● Input material

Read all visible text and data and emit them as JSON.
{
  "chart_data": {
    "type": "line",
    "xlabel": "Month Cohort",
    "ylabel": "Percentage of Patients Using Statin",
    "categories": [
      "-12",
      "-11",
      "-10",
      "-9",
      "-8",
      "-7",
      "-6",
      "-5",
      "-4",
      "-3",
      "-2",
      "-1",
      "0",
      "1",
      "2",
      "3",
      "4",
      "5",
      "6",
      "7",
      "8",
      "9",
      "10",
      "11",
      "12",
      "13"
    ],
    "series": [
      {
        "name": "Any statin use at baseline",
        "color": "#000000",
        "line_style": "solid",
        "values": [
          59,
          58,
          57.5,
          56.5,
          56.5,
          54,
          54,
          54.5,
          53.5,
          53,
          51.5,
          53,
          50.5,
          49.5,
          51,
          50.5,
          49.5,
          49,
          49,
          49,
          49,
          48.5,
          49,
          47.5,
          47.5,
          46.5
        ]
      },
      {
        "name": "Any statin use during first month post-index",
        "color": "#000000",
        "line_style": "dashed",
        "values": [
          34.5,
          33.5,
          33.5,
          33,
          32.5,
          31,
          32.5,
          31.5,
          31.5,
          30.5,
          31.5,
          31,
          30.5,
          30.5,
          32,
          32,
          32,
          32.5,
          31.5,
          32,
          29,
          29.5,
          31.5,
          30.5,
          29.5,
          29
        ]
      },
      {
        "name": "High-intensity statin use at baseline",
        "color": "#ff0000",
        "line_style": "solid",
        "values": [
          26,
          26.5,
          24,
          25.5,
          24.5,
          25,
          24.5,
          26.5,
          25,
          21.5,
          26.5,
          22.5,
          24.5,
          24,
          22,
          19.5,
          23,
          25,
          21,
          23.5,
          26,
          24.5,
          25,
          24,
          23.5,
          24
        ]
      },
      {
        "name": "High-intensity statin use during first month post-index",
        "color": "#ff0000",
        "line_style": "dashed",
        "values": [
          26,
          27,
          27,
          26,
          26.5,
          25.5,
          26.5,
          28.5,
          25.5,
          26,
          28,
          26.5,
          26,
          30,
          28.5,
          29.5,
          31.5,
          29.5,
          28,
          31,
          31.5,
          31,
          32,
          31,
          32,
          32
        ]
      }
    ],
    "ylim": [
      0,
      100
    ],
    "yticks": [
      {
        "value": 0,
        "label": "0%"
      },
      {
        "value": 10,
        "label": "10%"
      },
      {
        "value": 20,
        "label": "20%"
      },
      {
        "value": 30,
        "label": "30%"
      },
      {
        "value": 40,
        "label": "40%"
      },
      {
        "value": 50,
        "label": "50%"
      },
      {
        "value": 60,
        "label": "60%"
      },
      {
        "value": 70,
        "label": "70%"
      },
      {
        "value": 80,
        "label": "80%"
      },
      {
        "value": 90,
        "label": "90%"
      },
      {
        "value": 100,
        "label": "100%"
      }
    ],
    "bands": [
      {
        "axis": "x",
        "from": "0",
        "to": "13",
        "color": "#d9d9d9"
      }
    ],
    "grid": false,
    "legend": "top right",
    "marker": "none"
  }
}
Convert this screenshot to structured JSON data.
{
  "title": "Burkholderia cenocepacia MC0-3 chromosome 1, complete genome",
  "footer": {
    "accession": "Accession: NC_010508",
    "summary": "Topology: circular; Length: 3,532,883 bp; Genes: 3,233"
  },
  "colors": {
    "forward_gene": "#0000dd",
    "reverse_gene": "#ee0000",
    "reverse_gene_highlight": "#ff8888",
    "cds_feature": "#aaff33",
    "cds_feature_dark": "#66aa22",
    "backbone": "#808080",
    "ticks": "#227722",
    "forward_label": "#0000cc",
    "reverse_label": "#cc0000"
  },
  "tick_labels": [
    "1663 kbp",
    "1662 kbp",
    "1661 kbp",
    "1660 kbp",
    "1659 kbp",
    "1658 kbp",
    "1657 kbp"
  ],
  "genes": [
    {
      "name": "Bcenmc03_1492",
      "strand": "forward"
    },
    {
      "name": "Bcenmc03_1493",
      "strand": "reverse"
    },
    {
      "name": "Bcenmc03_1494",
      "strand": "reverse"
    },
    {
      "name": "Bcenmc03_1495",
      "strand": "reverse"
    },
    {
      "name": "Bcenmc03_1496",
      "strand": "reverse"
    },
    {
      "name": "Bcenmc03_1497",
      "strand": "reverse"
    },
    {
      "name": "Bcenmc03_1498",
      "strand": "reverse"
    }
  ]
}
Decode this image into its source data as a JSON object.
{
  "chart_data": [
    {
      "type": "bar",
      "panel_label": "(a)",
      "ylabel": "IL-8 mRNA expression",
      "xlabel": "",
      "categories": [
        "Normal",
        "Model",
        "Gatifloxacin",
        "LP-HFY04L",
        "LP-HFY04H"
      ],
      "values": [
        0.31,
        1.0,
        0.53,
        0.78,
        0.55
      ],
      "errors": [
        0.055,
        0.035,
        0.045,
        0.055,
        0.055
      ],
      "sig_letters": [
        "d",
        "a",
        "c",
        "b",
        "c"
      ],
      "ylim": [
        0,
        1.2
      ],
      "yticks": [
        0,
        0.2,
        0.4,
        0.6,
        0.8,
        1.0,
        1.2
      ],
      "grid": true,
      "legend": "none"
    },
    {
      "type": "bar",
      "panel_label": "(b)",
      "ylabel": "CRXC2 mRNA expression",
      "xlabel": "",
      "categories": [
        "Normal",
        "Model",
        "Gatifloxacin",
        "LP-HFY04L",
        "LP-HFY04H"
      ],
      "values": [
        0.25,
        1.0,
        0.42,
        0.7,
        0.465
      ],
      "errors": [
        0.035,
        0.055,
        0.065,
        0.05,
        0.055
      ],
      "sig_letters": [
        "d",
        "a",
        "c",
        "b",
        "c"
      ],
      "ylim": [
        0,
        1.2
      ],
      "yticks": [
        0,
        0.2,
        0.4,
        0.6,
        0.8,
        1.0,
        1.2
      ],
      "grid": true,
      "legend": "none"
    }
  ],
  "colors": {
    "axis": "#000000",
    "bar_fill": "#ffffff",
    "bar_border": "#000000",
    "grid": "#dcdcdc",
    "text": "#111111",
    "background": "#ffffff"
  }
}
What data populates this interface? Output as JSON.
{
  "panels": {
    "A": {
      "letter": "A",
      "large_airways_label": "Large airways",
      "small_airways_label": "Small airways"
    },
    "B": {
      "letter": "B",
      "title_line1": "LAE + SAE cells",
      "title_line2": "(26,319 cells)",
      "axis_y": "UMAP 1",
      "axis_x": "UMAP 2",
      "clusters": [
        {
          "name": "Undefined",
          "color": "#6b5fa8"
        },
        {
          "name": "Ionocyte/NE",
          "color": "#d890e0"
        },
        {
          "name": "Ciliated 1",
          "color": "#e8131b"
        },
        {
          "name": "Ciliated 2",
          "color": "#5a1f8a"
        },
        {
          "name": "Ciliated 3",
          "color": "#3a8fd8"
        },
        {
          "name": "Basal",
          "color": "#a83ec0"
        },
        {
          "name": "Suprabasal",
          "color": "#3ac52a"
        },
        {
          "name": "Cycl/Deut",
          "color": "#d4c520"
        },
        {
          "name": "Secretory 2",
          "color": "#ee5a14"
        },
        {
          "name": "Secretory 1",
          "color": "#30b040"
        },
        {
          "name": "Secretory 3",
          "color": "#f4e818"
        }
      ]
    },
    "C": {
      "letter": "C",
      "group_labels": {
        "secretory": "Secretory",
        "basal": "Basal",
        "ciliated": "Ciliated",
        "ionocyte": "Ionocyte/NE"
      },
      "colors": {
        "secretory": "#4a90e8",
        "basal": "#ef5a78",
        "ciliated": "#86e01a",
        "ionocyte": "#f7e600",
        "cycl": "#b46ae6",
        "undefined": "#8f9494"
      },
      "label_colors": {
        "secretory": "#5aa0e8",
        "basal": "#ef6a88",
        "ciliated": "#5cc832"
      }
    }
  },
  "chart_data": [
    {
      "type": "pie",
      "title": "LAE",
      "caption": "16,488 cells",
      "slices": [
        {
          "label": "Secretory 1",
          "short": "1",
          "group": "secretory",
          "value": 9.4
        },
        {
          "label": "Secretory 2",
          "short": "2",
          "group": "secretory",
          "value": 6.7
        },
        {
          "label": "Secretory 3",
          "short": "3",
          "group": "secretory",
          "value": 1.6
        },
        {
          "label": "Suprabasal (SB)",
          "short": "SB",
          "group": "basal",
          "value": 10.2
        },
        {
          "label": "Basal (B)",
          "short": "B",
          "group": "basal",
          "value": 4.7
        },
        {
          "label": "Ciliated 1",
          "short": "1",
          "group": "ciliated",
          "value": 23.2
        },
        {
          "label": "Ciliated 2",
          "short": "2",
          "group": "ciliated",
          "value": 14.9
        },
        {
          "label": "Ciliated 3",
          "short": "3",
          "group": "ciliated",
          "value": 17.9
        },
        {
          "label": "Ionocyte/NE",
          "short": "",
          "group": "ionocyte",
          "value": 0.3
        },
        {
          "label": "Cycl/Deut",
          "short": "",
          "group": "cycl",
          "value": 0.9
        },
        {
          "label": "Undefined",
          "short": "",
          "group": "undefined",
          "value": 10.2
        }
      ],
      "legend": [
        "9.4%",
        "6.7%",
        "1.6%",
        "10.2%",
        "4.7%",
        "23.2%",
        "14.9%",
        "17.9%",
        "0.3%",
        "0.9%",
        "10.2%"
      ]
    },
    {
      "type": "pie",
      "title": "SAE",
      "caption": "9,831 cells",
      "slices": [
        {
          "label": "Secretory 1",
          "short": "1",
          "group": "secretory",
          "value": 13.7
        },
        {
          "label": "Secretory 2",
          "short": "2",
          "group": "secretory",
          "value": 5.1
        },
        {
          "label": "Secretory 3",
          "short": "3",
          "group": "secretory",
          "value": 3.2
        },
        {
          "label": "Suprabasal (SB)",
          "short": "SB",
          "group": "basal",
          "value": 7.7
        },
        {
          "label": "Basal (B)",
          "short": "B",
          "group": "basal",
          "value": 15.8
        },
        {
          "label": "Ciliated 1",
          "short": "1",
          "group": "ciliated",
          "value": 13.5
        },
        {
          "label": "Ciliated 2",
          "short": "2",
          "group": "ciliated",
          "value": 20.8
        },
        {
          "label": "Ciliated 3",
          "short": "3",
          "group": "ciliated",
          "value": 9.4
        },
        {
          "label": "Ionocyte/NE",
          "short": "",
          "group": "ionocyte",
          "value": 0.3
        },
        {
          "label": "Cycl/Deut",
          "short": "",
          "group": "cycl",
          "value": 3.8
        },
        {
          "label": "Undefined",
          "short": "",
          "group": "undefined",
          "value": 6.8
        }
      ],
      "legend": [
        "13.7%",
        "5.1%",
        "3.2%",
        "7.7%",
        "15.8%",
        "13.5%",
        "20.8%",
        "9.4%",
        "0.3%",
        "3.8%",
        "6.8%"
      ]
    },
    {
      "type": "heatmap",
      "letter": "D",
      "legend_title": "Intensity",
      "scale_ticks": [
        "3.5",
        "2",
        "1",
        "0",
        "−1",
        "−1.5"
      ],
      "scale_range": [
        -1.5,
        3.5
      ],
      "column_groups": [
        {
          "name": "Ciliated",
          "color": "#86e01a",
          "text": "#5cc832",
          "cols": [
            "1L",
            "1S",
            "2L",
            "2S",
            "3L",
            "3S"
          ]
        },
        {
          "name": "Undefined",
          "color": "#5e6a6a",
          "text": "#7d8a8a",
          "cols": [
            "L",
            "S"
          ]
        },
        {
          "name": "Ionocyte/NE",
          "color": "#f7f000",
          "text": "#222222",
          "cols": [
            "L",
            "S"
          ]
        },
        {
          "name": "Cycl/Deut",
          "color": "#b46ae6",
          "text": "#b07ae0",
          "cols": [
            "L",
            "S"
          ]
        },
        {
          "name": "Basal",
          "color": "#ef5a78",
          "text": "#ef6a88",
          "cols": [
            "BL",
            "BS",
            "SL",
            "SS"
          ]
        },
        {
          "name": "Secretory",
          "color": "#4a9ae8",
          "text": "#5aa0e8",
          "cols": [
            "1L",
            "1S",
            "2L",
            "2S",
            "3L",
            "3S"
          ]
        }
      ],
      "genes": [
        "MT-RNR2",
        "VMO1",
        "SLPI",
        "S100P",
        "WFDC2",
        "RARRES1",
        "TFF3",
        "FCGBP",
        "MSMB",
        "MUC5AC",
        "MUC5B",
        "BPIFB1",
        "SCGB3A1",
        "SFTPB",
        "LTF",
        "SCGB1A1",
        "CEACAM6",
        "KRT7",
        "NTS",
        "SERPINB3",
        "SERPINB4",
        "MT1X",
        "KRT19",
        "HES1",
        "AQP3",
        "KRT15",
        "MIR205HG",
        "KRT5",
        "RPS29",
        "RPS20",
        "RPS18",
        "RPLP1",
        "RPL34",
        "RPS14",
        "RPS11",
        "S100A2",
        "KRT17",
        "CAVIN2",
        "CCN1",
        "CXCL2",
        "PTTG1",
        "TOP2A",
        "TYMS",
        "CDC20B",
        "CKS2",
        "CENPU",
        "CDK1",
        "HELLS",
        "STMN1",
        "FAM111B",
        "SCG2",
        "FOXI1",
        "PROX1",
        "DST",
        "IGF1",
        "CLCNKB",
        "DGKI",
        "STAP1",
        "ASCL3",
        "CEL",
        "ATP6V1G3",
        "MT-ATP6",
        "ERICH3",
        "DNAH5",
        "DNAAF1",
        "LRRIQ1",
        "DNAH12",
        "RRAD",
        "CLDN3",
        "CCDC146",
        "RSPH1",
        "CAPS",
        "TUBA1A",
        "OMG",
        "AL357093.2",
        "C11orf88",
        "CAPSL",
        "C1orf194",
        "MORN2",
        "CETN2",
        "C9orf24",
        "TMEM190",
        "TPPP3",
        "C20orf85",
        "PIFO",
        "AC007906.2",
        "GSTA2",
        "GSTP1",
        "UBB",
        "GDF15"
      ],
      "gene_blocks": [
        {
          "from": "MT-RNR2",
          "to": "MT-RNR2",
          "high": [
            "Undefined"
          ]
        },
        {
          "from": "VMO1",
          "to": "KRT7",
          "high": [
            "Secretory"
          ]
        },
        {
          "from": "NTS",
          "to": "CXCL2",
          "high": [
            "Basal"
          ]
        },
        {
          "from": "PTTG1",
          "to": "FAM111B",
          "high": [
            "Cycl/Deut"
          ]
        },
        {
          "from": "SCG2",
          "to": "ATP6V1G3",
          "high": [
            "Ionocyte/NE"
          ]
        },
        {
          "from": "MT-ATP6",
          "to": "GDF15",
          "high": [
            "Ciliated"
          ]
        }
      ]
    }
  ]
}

● Task item
Your task is to show every line of the listing above containing "cells".

● Written response
      "title_line1": "LAE + SAE cells",
      "title_line2": "(26,319 cells)",
      "caption": "16,488 cells",
      "caption": "9,831 cells",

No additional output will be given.